--- Begin Exercise material ---

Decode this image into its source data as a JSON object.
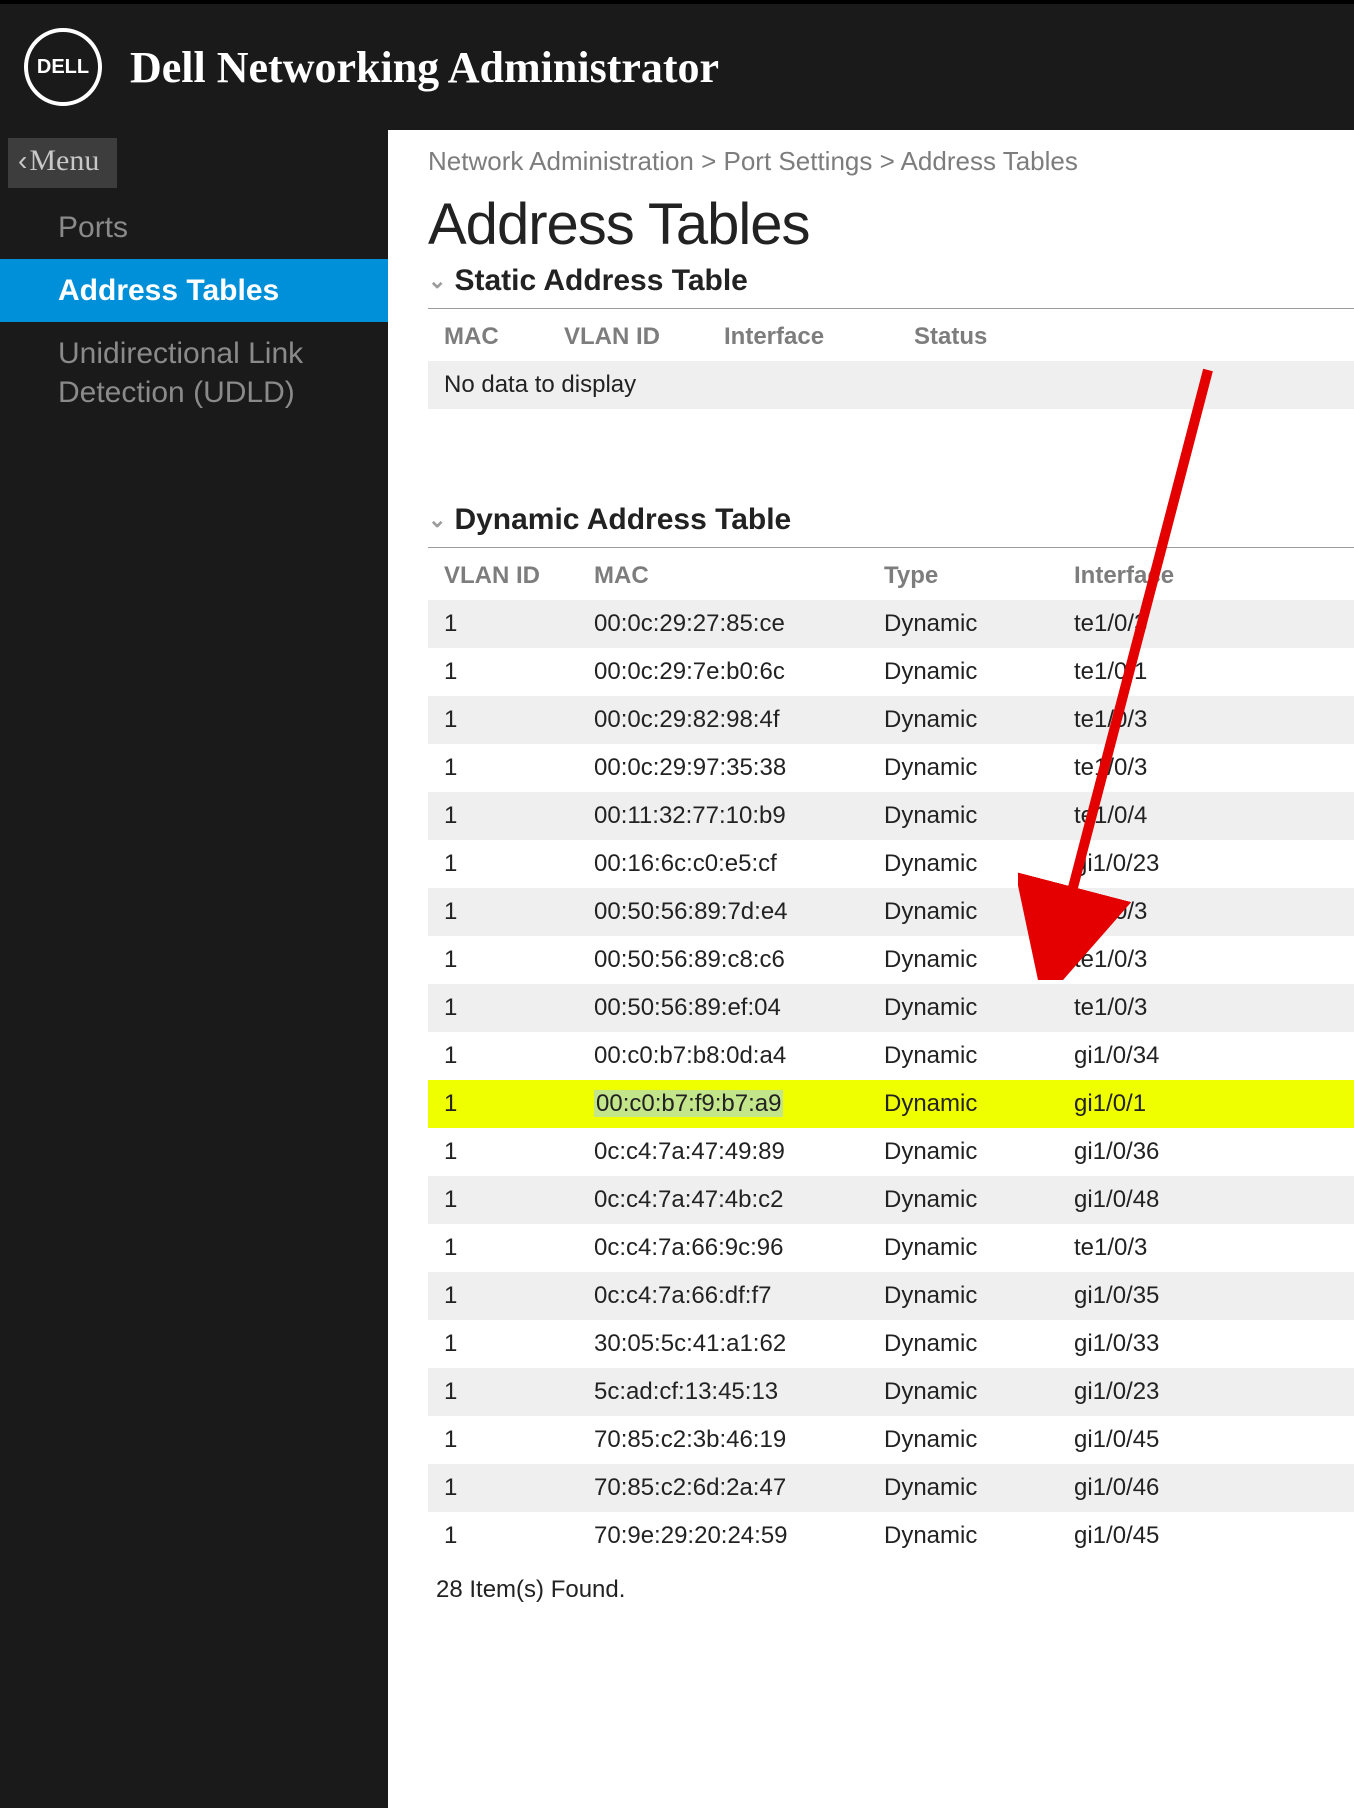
{
  "header": {
    "logo_text": "DELL",
    "app_title": "Dell Networking Administrator"
  },
  "sidebar": {
    "back_label": "Menu",
    "items": [
      {
        "label": "Ports",
        "active": false
      },
      {
        "label": "Address Tables",
        "active": true
      },
      {
        "label": "Unidirectional Link Detection (UDLD)",
        "active": false
      }
    ]
  },
  "breadcrumb": "Network Administration > Port Settings > Address Tables",
  "page_title": "Address Tables",
  "static_table": {
    "title": "Static Address Table",
    "columns": [
      "MAC",
      "VLAN ID",
      "Interface",
      "Status"
    ],
    "empty_text": "No data to display"
  },
  "dynamic_table": {
    "title": "Dynamic Address Table",
    "columns": [
      "VLAN ID",
      "MAC",
      "Type",
      "Interface"
    ],
    "rows": [
      {
        "vlan": "1",
        "mac": "00:0c:29:27:85:ce",
        "type": "Dynamic",
        "iface": "te1/0/3",
        "highlight": false
      },
      {
        "vlan": "1",
        "mac": "00:0c:29:7e:b0:6c",
        "type": "Dynamic",
        "iface": "te1/0/1",
        "highlight": false
      },
      {
        "vlan": "1",
        "mac": "00:0c:29:82:98:4f",
        "type": "Dynamic",
        "iface": "te1/0/3",
        "highlight": false
      },
      {
        "vlan": "1",
        "mac": "00:0c:29:97:35:38",
        "type": "Dynamic",
        "iface": "te1/0/3",
        "highlight": false
      },
      {
        "vlan": "1",
        "mac": "00:11:32:77:10:b9",
        "type": "Dynamic",
        "iface": "te1/0/4",
        "highlight": false
      },
      {
        "vlan": "1",
        "mac": "00:16:6c:c0:e5:cf",
        "type": "Dynamic",
        "iface": "gi1/0/23",
        "highlight": false
      },
      {
        "vlan": "1",
        "mac": "00:50:56:89:7d:e4",
        "type": "Dynamic",
        "iface": "te1/0/3",
        "highlight": false
      },
      {
        "vlan": "1",
        "mac": "00:50:56:89:c8:c6",
        "type": "Dynamic",
        "iface": "te1/0/3",
        "highlight": false
      },
      {
        "vlan": "1",
        "mac": "00:50:56:89:ef:04",
        "type": "Dynamic",
        "iface": "te1/0/3",
        "highlight": false
      },
      {
        "vlan": "1",
        "mac": "00:c0:b7:b8:0d:a4",
        "type": "Dynamic",
        "iface": "gi1/0/34",
        "highlight": false
      },
      {
        "vlan": "1",
        "mac": "00:c0:b7:f9:b7:a9",
        "type": "Dynamic",
        "iface": "gi1/0/1",
        "highlight": true
      },
      {
        "vlan": "1",
        "mac": "0c:c4:7a:47:49:89",
        "type": "Dynamic",
        "iface": "gi1/0/36",
        "highlight": false
      },
      {
        "vlan": "1",
        "mac": "0c:c4:7a:47:4b:c2",
        "type": "Dynamic",
        "iface": "gi1/0/48",
        "highlight": false
      },
      {
        "vlan": "1",
        "mac": "0c:c4:7a:66:9c:96",
        "type": "Dynamic",
        "iface": "te1/0/3",
        "highlight": false
      },
      {
        "vlan": "1",
        "mac": "0c:c4:7a:66:df:f7",
        "type": "Dynamic",
        "iface": "gi1/0/35",
        "highlight": false
      },
      {
        "vlan": "1",
        "mac": "30:05:5c:41:a1:62",
        "type": "Dynamic",
        "iface": "gi1/0/33",
        "highlight": false
      },
      {
        "vlan": "1",
        "mac": "5c:ad:cf:13:45:13",
        "type": "Dynamic",
        "iface": "gi1/0/23",
        "highlight": false
      },
      {
        "vlan": "1",
        "mac": "70:85:c2:3b:46:19",
        "type": "Dynamic",
        "iface": "gi1/0/45",
        "highlight": false
      },
      {
        "vlan": "1",
        "mac": "70:85:c2:6d:2a:47",
        "type": "Dynamic",
        "iface": "gi1/0/46",
        "highlight": false
      },
      {
        "vlan": "1",
        "mac": "70:9e:29:20:24:59",
        "type": "Dynamic",
        "iface": "gi1/0/45",
        "highlight": false
      }
    ],
    "items_found": "28 Item(s) Found."
  }
}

--- End Exercise material ---

◆ **Exercise**
Copy every record character for character. Skip the pictures.

◆ **Solution below**
Decode this image into its source data as a JSON object.
{
  "header": {
    "logo_text": "DELL",
    "app_title": "Dell Networking Administrator"
  },
  "sidebar": {
    "back_label": "Menu",
    "items": [
      {
        "label": "Ports",
        "active": false
      },
      {
        "label": "Address Tables",
        "active": true
      },
      {
        "label": "Unidirectional Link Detection (UDLD)",
        "active": false
      }
    ]
  },
  "breadcrumb": "Network Administration > Port Settings > Address Tables",
  "page_title": "Address Tables",
  "static_table": {
    "title": "Static Address Table",
    "columns": [
      "MAC",
      "VLAN ID",
      "Interface",
      "Status"
    ],
    "empty_text": "No data to display"
  },
  "dynamic_table": {
    "title": "Dynamic Address Table",
    "columns": [
      "VLAN ID",
      "MAC",
      "Type",
      "Interface"
    ],
    "rows": [
      {
        "vlan": "1",
        "mac": "00:0c:29:27:85:ce",
        "type": "Dynamic",
        "iface": "te1/0/3",
        "highlight": false
      },
      {
        "vlan": "1",
        "mac": "00:0c:29:7e:b0:6c",
        "type": "Dynamic",
        "iface": "te1/0/1",
        "highlight": false
      },
      {
        "vlan": "1",
        "mac": "00:0c:29:82:98:4f",
        "type": "Dynamic",
        "iface": "te1/0/3",
        "highlight": false
      },
      {
        "vlan": "1",
        "mac": "00:0c:29:97:35:38",
        "type": "Dynamic",
        "iface": "te1/0/3",
        "highlight": false
      },
      {
        "vlan": "1",
        "mac": "00:11:32:77:10:b9",
        "type": "Dynamic",
        "iface": "te1/0/4",
        "highlight": false
      },
      {
        "vlan": "1",
        "mac": "00:16:6c:c0:e5:cf",
        "type": "Dynamic",
        "iface": "gi1/0/23",
        "highlight": false
      },
      {
        "vlan": "1",
        "mac": "00:50:56:89:7d:e4",
        "type": "Dynamic",
        "iface": "te1/0/3",
        "highlight": false
      },
      {
        "vlan": "1",
        "mac": "00:50:56:89:c8:c6",
        "type": "Dynamic",
        "iface": "te1/0/3",
        "highlight": false
      },
      {
        "vlan": "1",
        "mac": "00:50:56:89:ef:04",
        "type": "Dynamic",
        "iface": "te1/0/3",
        "highlight": false
      },
      {
        "vlan": "1",
        "mac": "00:c0:b7:b8:0d:a4",
        "type": "Dynamic",
        "iface": "gi1/0/34",
        "highlight": false
      },
      {
        "vlan": "1",
        "mac": "00:c0:b7:f9:b7:a9",
        "type": "Dynamic",
        "iface": "gi1/0/1",
        "highlight": true
      },
      {
        "vlan": "1",
        "mac": "0c:c4:7a:47:49:89",
        "type": "Dynamic",
        "iface": "gi1/0/36",
        "highlight": false
      },
      {
        "vlan": "1",
        "mac": "0c:c4:7a:47:4b:c2",
        "type": "Dynamic",
        "iface": "gi1/0/48",
        "highlight": false
      },
      {
        "vlan": "1",
        "mac": "0c:c4:7a:66:9c:96",
        "type": "Dynamic",
        "iface": "te1/0/3",
        "highlight": false
      },
      {
        "vlan": "1",
        "mac": "0c:c4:7a:66:df:f7",
        "type": "Dynamic",
        "iface": "gi1/0/35",
        "highlight": false
      },
      {
        "vlan": "1",
        "mac": "30:05:5c:41:a1:62",
        "type": "Dynamic",
        "iface": "gi1/0/33",
        "highlight": false
      },
      {
        "vlan": "1",
        "mac": "5c:ad:cf:13:45:13",
        "type": "Dynamic",
        "iface": "gi1/0/23",
        "highlight": false
      },
      {
        "vlan": "1",
        "mac": "70:85:c2:3b:46:19",
        "type": "Dynamic",
        "iface": "gi1/0/45",
        "highlight": false
      },
      {
        "vlan": "1",
        "mac": "70:85:c2:6d:2a:47",
        "type": "Dynamic",
        "iface": "gi1/0/46",
        "highlight": false
      },
      {
        "vlan": "1",
        "mac": "70:9e:29:20:24:59",
        "type": "Dynamic",
        "iface": "gi1/0/45",
        "highlight": false
      }
    ],
    "items_found": "28 Item(s) Found."
  }
}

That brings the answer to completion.